# 課題 1
癌性腹膜炎のむくみについての文章によると、癌緩和マニュアルでは膵臓がんの場合、どうしている方が楽だとされていますか。
# 課題 2
癌性腹膜炎のむくみについての文章の続きを、最後の文「癌緩和マニュアルによると、膵臓がんの場合、座っていることの方が楽であるらしい。」の後から書いてください。

2012/01/07

苦しんでいる人に少しでも。癌性腹膜炎のこと(5)

■むくみ

癌性腹膜炎になると、腹水がたまる。
癌細胞が水のようなものを吐きだす。それが溜まる。
腹水がたまるだけでなく、排尿困難から下半身から背中の肩甲骨のあたりにかけてひどくむくむ。
さらに、そのむくみは一晩の姿勢によって変化する。
ずっと尻を下にしていれば、足や背中がむくむ。それが嫌で横になったりすると横になったところからはむくみが抜けて、尻がむくむ。
体の中の水分が移動するみたいだ。

むくむと寝台の上での姿勢のつくりかたが厄介。
なぜなら患者は動きたがるから。誰だって、一日中同じ姿勢でいたらたまらなくなるものだ。
しかし動くと後から壮絶な痛みを発する。
見守る人間としては痛がるのを見たくないから動くなと言いたくなる。
だが、患者本人はそのリスクを犯してでも動こうとする。
癌緩和マニュアルによると、膵臓がんの場合、座っていることの方が楽であるらしい。

# データ記録
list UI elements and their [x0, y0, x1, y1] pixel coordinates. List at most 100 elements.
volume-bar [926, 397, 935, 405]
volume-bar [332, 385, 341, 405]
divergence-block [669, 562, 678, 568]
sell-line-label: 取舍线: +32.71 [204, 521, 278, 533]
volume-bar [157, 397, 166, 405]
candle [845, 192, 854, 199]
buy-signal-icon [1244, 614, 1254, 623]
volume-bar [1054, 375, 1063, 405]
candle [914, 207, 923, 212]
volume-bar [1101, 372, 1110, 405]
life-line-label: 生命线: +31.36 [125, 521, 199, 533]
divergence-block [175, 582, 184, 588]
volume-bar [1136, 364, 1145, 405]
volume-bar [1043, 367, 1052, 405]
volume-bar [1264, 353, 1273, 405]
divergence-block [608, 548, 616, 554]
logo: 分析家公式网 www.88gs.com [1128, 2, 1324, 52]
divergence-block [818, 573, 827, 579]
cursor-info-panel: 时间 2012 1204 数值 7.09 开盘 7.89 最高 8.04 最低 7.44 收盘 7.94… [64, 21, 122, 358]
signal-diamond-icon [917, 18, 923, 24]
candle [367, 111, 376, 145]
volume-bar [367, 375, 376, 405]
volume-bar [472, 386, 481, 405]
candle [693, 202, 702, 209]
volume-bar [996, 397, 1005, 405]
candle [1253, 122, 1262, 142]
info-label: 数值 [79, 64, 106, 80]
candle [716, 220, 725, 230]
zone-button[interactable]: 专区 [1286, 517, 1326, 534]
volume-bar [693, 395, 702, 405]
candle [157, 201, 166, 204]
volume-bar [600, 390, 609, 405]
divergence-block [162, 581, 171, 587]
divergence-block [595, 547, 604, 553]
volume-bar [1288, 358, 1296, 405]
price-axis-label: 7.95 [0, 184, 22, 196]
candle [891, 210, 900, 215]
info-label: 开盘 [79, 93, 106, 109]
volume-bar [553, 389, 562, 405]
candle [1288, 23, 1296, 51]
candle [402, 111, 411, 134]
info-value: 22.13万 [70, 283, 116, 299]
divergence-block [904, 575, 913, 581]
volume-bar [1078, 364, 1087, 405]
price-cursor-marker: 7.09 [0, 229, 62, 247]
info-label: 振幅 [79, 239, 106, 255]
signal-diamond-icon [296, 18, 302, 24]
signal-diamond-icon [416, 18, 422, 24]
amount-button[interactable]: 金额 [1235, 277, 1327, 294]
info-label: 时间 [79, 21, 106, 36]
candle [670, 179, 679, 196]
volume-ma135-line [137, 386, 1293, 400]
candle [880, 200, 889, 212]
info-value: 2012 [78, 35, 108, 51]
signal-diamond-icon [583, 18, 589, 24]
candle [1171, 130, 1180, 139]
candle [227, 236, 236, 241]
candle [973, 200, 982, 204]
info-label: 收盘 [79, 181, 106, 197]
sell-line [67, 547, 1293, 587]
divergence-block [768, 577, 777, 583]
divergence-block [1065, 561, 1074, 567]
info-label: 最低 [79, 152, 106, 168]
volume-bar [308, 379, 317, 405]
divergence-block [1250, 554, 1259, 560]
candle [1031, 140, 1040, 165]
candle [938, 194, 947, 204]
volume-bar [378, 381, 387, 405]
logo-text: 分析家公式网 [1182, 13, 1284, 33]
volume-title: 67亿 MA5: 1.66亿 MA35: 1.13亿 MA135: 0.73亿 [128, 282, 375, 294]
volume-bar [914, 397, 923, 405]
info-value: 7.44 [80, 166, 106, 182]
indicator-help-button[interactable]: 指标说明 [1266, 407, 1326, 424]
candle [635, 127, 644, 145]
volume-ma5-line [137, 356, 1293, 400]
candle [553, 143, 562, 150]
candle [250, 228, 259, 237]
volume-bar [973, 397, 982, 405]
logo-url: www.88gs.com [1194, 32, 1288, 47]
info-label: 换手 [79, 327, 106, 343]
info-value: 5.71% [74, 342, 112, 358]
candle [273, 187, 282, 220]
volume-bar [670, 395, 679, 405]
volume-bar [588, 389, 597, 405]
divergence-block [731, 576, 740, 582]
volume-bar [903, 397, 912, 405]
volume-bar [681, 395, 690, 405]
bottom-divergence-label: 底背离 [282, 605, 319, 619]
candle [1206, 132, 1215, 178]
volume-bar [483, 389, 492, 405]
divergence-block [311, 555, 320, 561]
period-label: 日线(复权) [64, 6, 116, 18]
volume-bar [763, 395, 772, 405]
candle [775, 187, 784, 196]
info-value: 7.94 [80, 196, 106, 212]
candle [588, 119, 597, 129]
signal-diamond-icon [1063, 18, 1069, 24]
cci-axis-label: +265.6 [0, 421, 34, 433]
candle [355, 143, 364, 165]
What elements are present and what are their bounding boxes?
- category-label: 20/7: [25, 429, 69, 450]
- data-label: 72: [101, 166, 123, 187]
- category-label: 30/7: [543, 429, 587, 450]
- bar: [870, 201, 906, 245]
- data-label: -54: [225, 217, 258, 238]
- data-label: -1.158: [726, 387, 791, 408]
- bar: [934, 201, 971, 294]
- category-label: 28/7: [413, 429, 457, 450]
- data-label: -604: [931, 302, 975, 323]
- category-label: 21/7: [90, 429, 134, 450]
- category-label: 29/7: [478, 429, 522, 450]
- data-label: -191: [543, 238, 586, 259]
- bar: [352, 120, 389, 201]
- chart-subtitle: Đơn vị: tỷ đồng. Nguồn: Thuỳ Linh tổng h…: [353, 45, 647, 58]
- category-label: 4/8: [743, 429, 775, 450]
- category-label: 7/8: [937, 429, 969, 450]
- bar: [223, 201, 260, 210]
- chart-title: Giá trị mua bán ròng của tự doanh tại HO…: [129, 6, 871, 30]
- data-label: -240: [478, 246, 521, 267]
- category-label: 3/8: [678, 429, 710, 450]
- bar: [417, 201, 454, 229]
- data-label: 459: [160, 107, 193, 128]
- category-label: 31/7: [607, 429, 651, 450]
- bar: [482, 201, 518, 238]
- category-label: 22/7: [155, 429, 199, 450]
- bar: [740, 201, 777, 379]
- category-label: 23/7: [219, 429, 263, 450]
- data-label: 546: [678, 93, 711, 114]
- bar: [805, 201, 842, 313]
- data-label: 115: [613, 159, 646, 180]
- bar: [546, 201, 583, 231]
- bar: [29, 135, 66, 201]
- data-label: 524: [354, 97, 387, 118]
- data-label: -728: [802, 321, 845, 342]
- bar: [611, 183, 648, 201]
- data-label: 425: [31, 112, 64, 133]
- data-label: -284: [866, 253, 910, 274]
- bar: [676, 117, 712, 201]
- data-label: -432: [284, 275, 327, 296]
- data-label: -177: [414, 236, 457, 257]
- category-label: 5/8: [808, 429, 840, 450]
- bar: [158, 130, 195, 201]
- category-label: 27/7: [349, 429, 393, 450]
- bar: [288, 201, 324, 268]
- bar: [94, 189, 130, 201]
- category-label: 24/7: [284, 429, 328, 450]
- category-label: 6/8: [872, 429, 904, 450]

# 解答例 1
座っていることの方が楽であるとされています。

# 解答例 2
また、肝臓がんの場合、右肩が異常に凝るらしい。
愁訴の内容から何が痛いのか、どこから来ているのかを想定して、できるだけ動かしてやるのがよいだろう。
むくみは動くことによって若干緩和される。
もちろん利尿剤も必要である。血圧の上が100を切ると使えないが。

腹水は抜くと一気に消耗する。成分は血漿と同じなので。
癌も身体の一部である。しかも患者の好むと好まざるにかかわらず、身体が受け入れたものである。
だから血管をつくったりまでする。そうして患者の補給したエネルギーをあたかも自分のもののように取り入れる。
そうして癌自体が大きく成長してゆく。
腹水抜きは最後の手段ととらえるべきだ。